Written tasks:
A: In the Amos and Laura excerpt, where did the writer's family move in March of 1960?
B: According to the Amos and Laura excerpt, why was the building the family moved into no longer used as the community school?

Amos and Laura

We all have that someone that has been an important part of our life that we reflect upon and think, "How would my life have been different had it not been for this person or persons? "Most often when we think about how they first came into our lives the only reasonable explanation is fate.

Two such people in my life were Amos and Laura Johnson. Although our time together was short, both left an indelible impression upon my life.

In March of 1960 my family and I moved from Black Star, Kentucky, in Harlan County, five miles down the road, to Black Snake Kentucky, in Bell County. We moved into an old dilapidated building that had served as the community school up until 1959 when the community schools consolidated to form Blackmont Elementary School.

Data shown:
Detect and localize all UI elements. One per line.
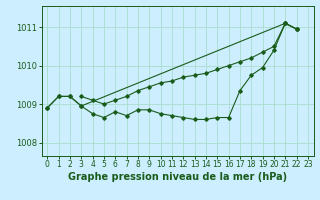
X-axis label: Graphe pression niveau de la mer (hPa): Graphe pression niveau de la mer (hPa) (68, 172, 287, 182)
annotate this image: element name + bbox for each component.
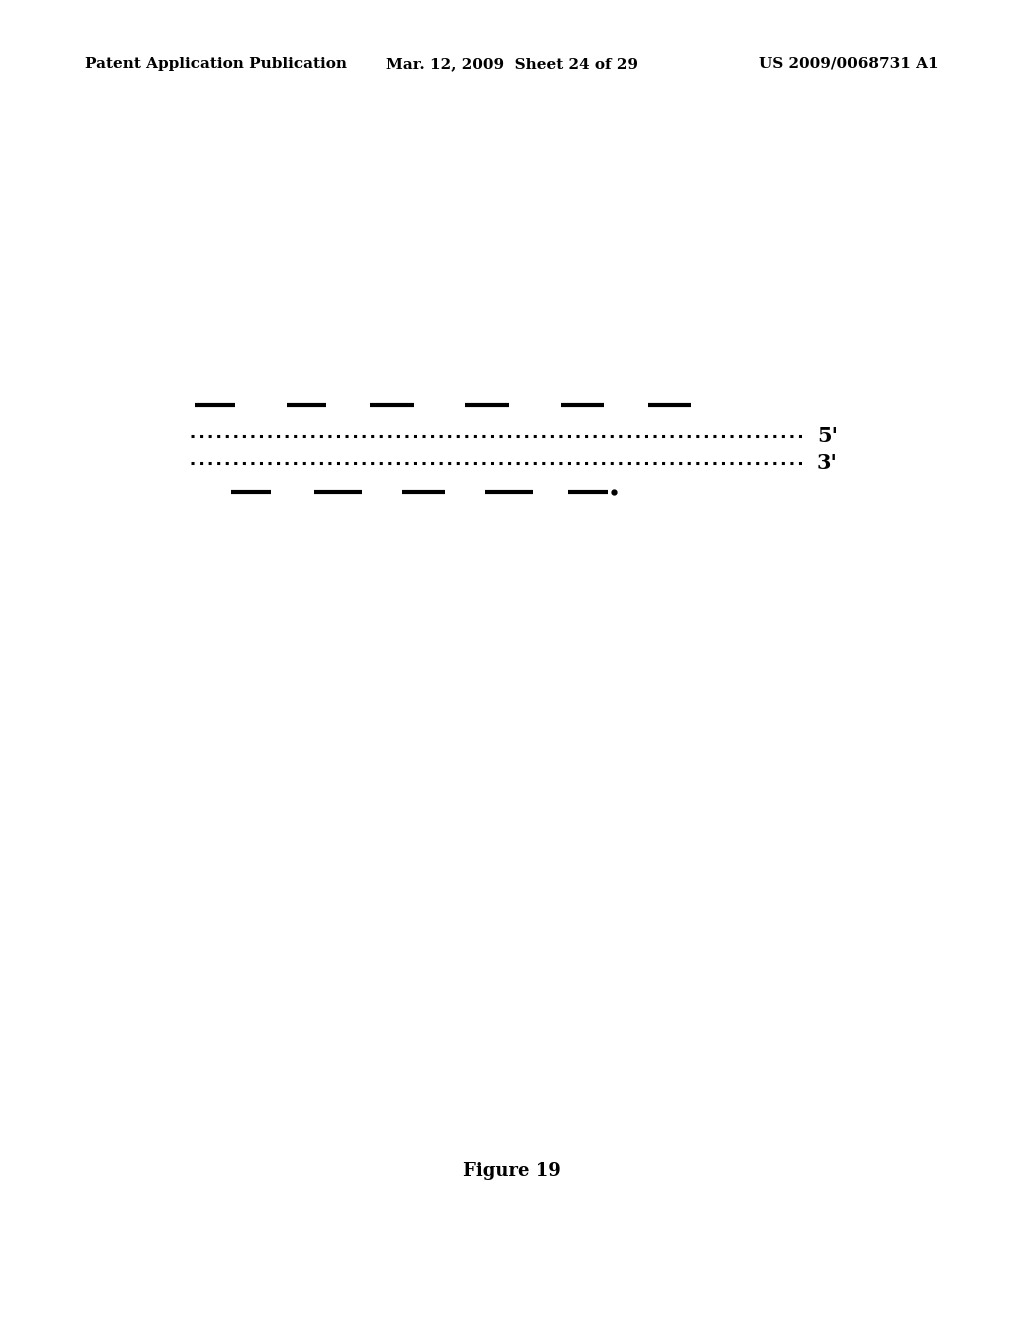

Problem solutions:
A: They moved to Black Snake, Kentucky, in Bell County.

B: It had served as the community school only until 1959. That year the community schools consolidated to form Blackmont Elementary School.